● Task goal
Type out the material below exactly.

***

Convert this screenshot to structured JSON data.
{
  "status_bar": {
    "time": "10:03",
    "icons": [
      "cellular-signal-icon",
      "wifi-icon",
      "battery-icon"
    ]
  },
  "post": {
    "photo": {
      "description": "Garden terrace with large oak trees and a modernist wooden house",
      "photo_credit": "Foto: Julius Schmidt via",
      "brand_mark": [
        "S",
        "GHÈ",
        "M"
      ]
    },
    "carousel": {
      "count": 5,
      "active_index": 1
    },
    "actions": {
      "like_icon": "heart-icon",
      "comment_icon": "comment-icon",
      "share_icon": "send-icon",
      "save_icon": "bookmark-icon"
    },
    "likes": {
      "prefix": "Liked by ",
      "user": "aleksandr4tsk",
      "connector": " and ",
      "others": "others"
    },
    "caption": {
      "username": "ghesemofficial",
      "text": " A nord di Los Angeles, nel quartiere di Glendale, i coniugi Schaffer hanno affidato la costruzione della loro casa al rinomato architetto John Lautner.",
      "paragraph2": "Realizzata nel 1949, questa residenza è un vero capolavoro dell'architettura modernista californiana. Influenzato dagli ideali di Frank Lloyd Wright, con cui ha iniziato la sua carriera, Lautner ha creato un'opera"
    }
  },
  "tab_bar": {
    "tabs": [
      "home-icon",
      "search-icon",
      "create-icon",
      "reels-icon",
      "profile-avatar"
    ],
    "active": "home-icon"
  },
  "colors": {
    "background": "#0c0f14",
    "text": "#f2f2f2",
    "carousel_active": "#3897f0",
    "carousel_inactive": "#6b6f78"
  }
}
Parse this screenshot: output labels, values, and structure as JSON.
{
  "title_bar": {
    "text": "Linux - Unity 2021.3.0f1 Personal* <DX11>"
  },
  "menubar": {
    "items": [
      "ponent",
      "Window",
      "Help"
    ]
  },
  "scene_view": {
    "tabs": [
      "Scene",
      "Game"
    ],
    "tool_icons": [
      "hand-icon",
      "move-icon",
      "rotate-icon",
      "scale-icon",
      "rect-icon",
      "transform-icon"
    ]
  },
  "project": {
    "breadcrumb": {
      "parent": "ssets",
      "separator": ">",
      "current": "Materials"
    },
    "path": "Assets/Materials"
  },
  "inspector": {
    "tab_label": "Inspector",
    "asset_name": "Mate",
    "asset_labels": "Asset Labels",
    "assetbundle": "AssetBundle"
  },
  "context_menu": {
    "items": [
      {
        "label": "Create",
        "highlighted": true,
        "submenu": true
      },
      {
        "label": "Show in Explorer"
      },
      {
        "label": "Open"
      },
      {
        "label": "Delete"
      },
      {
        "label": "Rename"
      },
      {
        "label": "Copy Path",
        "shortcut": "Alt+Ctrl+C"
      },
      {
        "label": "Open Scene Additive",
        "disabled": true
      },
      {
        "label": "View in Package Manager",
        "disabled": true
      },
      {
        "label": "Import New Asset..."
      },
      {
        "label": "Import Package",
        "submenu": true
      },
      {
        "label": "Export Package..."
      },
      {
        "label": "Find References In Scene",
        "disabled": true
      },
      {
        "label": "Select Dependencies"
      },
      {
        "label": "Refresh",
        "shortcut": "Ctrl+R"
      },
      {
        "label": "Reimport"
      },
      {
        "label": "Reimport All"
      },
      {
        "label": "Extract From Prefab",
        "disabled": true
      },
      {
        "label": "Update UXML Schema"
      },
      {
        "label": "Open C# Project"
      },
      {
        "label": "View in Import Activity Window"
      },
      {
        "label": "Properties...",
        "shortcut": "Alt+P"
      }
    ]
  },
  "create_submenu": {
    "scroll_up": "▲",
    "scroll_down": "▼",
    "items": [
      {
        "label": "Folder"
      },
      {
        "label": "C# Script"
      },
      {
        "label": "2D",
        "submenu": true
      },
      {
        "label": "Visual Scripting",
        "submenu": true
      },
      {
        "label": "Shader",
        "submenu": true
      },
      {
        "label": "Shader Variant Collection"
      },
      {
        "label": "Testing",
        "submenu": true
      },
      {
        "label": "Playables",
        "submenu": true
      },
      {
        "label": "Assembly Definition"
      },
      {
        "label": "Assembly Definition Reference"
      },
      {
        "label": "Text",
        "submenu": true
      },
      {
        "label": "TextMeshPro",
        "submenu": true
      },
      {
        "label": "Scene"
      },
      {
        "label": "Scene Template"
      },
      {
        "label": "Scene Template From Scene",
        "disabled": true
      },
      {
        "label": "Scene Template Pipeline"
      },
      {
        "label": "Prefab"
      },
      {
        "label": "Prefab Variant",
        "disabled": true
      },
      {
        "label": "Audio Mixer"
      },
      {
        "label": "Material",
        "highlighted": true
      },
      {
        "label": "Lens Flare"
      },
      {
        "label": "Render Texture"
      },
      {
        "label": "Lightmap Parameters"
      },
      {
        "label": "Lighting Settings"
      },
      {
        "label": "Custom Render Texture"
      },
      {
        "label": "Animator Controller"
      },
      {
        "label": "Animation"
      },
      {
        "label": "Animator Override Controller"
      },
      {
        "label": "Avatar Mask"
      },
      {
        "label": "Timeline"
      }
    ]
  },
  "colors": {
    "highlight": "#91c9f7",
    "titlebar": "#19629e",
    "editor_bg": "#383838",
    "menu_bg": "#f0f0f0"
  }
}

***

● Exercise answer
Convert this screenshot to structured JSON data.
{
  "status_bar": {
    "time": "10:03",
    "icons": [
      "cellular-signal-icon",
      "wifi-icon",
      "battery-icon"
    ]
  },
  "post": {
    "photo": {
      "description": "Garden terrace with large oak trees and a modernist wooden house",
      "photo_credit": "Foto: Julius Schmidt via",
      "brand_mark": [
        "S",
        "GHÈ",
        "M"
      ]
    },
    "carousel": {
      "count": 5,
      "active_index": 1
    },
    "actions": {
      "like_icon": "heart-icon",
      "comment_icon": "comment-icon",
      "share_icon": "send-icon",
      "save_icon": "bookmark-icon"
    },
    "likes": {
      "prefix": "Liked by ",
      "user": "aleksandr4tsk",
      "connector": " and ",
      "others": "others"
    },
    "caption": {
      "username": "ghesemofficial",
      "text": " A nord di Los Angeles, nel quartiere di Glendale, i coniugi Schaffer hanno affidato la costruzione della loro casa al rinomato architetto John Lautner.",
      "paragraph2": "Realizzata nel 1949, questa residenza è un vero capolavoro dell'architettura modernista californiana. Influenzato dagli ideali di Frank Lloyd Wright, con cui ha iniziato la sua carriera, Lautner ha creato un'opera"
    }
  },
  "tab_bar": {
    "tabs": [
      "home-icon",
      "search-icon",
      "create-icon",
      "reels-icon",
      "profile-avatar"
    ],
    "active": "home-icon"
  },
  "colors": {
    "background": "#0c0f14",
    "text": "#f2f2f2",
    "carousel_active": "#3897f0",
    "carousel_inactive": "#6b6f78"
  }
}
Parse this screenshot: output labels, values, and structure as JSON.
{
  "title_bar": {
    "text": "Linux - Unity 2021.3.0f1 Personal* <DX11>"
  },
  "menubar": {
    "items": [
      "ponent",
      "Window",
      "Help"
    ]
  },
  "scene_view": {
    "tabs": [
      "Scene",
      "Game"
    ],
    "tool_icons": [
      "hand-icon",
      "move-icon",
      "rotate-icon",
      "scale-icon",
      "rect-icon",
      "transform-icon"
    ]
  },
  "project": {
    "breadcrumb": {
      "parent": "ssets",
      "separator": ">",
      "current": "Materials"
    },
    "path": "Assets/Materials"
  },
  "inspector": {
    "tab_label": "Inspector",
    "asset_name": "Mate",
    "asset_labels": "Asset Labels",
    "assetbundle": "AssetBundle"
  },
  "context_menu": {
    "items": [
      {
        "label": "Create",
        "highlighted": true,
        "submenu": true
      },
      {
        "label": "Show in Explorer"
      },
      {
        "label": "Open"
      },
      {
        "label": "Delete"
      },
      {
        "label": "Rename"
      },
      {
        "label": "Copy Path",
        "shortcut": "Alt+Ctrl+C"
      },
      {
        "label": "Open Scene Additive",
        "disabled": true
      },
      {
        "label": "View in Package Manager",
        "disabled": true
      },
      {
        "label": "Import New Asset..."
      },
      {
        "label": "Import Package",
        "submenu": true
      },
      {
        "label": "Export Package..."
      },
      {
        "label": "Find References In Scene",
        "disabled": true
      },
      {
        "label": "Select Dependencies"
      },
      {
        "label": "Refresh",
        "shortcut": "Ctrl+R"
      },
      {
        "label": "Reimport"
      },
      {
        "label": "Reimport All"
      },
      {
        "label": "Extract From Prefab",
        "disabled": true
      },
      {
        "label": "Update UXML Schema"
      },
      {
        "label": "Open C# Project"
      },
      {
        "label": "View in Import Activity Window"
      },
      {
        "label": "Properties...",
        "shortcut": "Alt+P"
      }
    ]
  },
  "create_submenu": {
    "scroll_up": "▲",
    "scroll_down": "▼",
    "items": [
      {
        "label": "Folder"
      },
      {
        "label": "C# Script"
      },
      {
        "label": "2D",
        "submenu": true
      },
      {
        "label": "Visual Scripting",
        "submenu": true
      },
      {
        "label": "Shader",
        "submenu": true
      },
      {
        "label": "Shader Variant Collection"
      },
      {
        "label": "Testing",
        "submenu": true
      },
      {
        "label": "Playables",
        "submenu": true
      },
      {
        "label": "Assembly Definition"
      },
      {
        "label": "Assembly Definition Reference"
      },
      {
        "label": "Text",
        "submenu": true
      },
      {
        "label": "TextMeshPro",
        "submenu": true
      },
      {
        "label": "Scene"
      },
      {
        "label": "Scene Template"
      },
      {
        "label": "Scene Template From Scene",
        "disabled": true
      },
      {
        "label": "Scene Template Pipeline"
      },
      {
        "label": "Prefab"
      },
      {
        "label": "Prefab Variant",
        "disabled": true
      },
      {
        "label": "Audio Mixer"
      },
      {
        "label": "Material",
        "highlighted": true
      },
      {
        "label": "Lens Flare"
      },
      {
        "label": "Render Texture"
      },
      {
        "label": "Lightmap Parameters"
      },
      {
        "label": "Lighting Settings"
      },
      {
        "label": "Custom Render Texture"
      },
      {
        "label": "Animator Controller"
      },
      {
        "label": "Animation"
      },
      {
        "label": "Animator Override Controller"
      },
      {
        "label": "Avatar Mask"
      },
      {
        "label": "Timeline"
      }
    ]
  },
  "colors": {
    "highlight": "#91c9f7",
    "titlebar": "#19629e",
    "editor_bg": "#383838",
    "menu_bg": "#f0f0f0"
  }
}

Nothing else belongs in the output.